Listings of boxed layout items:
---

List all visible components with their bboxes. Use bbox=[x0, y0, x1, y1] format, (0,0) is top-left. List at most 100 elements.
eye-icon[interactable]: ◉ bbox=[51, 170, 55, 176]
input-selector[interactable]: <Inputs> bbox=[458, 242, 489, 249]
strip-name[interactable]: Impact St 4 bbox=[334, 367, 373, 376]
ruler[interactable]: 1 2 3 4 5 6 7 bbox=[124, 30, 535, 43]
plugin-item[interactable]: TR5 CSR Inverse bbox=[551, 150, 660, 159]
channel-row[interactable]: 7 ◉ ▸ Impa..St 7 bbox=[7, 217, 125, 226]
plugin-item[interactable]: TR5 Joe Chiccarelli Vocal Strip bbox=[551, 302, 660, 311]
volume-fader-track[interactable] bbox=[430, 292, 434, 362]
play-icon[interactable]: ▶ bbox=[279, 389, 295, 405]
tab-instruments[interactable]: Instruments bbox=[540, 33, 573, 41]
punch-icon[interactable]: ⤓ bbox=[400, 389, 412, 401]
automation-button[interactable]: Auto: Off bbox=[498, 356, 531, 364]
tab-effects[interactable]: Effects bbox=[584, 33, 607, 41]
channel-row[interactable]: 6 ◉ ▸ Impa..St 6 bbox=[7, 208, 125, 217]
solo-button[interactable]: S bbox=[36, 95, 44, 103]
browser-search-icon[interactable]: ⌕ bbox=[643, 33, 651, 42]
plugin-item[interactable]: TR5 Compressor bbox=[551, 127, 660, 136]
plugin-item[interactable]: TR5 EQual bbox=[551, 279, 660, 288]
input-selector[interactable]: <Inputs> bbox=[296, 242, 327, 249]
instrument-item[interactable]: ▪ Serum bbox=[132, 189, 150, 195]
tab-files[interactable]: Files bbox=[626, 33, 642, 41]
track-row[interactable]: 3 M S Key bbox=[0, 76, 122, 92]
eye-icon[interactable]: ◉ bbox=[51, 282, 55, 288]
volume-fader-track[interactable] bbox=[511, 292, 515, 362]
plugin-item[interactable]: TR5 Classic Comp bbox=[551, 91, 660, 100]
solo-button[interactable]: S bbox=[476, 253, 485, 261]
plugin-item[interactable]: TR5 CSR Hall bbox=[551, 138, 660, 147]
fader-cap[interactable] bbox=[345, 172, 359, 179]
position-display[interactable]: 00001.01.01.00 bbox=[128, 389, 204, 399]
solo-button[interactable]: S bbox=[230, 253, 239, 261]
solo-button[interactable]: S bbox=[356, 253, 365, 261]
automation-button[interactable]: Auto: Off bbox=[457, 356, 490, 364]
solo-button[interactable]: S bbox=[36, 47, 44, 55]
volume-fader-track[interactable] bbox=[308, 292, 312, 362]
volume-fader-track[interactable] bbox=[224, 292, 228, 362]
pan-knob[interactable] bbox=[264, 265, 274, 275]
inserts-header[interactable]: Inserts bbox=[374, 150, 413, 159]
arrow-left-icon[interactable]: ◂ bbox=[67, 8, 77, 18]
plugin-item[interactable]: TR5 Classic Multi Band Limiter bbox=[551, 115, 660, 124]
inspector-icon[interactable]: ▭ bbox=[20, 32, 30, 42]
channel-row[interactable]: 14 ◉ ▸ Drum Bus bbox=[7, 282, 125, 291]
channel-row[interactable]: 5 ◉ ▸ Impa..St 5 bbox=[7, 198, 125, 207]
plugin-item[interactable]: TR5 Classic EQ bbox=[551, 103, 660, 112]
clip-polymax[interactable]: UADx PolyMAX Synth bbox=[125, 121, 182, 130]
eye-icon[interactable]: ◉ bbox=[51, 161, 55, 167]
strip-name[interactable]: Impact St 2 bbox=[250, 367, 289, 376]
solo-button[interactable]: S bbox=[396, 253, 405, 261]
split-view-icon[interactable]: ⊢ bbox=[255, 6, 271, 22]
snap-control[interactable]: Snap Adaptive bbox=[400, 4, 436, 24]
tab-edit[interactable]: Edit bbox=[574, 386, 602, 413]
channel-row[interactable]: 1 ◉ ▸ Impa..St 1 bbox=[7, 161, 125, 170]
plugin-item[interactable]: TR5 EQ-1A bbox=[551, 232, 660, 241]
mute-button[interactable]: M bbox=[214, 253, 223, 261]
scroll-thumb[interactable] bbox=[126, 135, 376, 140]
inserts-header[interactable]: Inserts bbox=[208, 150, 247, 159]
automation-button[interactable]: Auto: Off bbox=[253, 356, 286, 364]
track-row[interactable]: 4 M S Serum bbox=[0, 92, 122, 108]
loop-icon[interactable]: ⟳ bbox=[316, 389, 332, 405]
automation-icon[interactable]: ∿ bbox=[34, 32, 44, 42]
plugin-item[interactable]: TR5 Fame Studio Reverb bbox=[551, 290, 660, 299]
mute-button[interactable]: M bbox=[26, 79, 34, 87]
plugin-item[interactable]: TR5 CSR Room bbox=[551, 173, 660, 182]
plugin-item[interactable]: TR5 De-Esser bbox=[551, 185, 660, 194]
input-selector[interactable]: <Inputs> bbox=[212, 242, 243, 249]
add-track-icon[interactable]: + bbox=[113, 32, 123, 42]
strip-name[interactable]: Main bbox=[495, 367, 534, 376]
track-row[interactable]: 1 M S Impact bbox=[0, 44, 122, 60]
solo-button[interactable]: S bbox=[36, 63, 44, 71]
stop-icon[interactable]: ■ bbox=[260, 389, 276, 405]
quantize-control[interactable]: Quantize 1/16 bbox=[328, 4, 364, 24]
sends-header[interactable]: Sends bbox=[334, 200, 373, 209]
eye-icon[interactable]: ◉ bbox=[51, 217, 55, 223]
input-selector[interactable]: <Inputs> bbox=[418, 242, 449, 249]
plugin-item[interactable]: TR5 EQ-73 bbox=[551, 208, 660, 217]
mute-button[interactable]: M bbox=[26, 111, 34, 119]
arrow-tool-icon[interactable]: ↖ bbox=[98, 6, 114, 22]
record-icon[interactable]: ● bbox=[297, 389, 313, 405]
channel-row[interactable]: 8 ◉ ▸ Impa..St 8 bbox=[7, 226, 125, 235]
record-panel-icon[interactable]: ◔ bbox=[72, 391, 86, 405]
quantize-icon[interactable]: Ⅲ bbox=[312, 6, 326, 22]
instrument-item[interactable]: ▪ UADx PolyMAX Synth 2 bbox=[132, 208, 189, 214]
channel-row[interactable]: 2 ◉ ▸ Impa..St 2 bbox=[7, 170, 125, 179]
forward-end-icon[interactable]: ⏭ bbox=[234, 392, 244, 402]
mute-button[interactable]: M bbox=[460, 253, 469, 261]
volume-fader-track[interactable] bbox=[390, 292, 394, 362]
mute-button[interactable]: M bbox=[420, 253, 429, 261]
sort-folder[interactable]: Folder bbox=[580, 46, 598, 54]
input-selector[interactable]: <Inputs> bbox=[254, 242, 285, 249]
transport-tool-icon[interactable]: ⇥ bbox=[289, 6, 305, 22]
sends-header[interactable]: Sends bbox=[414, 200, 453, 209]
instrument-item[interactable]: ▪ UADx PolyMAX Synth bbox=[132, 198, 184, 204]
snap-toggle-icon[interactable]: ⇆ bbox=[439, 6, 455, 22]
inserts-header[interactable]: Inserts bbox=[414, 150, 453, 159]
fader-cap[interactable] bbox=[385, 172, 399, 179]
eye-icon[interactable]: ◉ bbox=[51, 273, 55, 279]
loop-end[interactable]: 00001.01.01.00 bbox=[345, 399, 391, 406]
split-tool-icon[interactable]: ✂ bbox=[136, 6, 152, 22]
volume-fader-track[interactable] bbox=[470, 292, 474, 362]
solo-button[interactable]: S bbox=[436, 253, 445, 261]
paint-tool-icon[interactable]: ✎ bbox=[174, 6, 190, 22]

---

*SHORT TASK:*
Rewrite the records as a numbered list, leaving out any blank lines, from the first line through the line containing "plugin-item[interactable]: TR5 EQual".

*COMPLETED EXERCISE:*
1. List all visible components with their bboxes. Use bbox=[x0, y0, x1, y1] format, (0,0) is top-left. List at most 100 elements.
2. eye-icon[interactable]: ◉ bbox=[51, 170, 55, 176]
3. input-selector[interactable]: <Inputs> bbox=[458, 242, 489, 249]
4. strip-name[interactable]: Impact St 4 bbox=[334, 367, 373, 376]
5. ruler[interactable]: 1 2 3 4 5 6 7 bbox=[124, 30, 535, 43]
6. plugin-item[interactable]: TR5 CSR Inverse bbox=[551, 150, 660, 159]
7. channel-row[interactable]: 7 ◉ ▸ Impa..St 7 bbox=[7, 217, 125, 226]
8. plugin-item[interactable]: TR5 Joe Chiccarelli Vocal Strip bbox=[551, 302, 660, 311]
9. volume-fader-track[interactable] bbox=[430, 292, 434, 362]
10. play-icon[interactable]: ▶ bbox=[279, 389, 295, 405]
11. tab-instruments[interactable]: Instruments bbox=[540, 33, 573, 41]
12. punch-icon[interactable]: ⤓ bbox=[400, 389, 412, 401]
13. automation-button[interactable]: Auto: Off bbox=[498, 356, 531, 364]
14. tab-effects[interactable]: Effects bbox=[584, 33, 607, 41]
15. channel-row[interactable]: 6 ◉ ▸ Impa..St 6 bbox=[7, 208, 125, 217]
16. solo-button[interactable]: S bbox=[36, 95, 44, 103]
17. browser-search-icon[interactable]: ⌕ bbox=[643, 33, 651, 42]
18. plugin-item[interactable]: TR5 Compressor bbox=[551, 127, 660, 136]
19. plugin-item[interactable]: TR5 EQual bbox=[551, 279, 660, 288]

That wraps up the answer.